> **Provided material**
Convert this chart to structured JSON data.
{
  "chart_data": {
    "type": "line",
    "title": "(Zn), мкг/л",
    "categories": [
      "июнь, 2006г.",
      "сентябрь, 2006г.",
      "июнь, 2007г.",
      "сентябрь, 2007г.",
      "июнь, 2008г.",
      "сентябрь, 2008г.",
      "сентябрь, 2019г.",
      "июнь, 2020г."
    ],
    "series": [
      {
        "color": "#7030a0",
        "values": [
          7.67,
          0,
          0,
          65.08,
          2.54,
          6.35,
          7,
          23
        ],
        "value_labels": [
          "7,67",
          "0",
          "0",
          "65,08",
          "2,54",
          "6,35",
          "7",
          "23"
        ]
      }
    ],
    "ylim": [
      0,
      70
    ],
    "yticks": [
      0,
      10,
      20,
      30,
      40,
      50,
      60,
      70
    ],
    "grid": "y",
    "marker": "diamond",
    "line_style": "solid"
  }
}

> **Work to do**
State only the number of lines in these entries that contain "июнь".

> **Result of the exercise**
4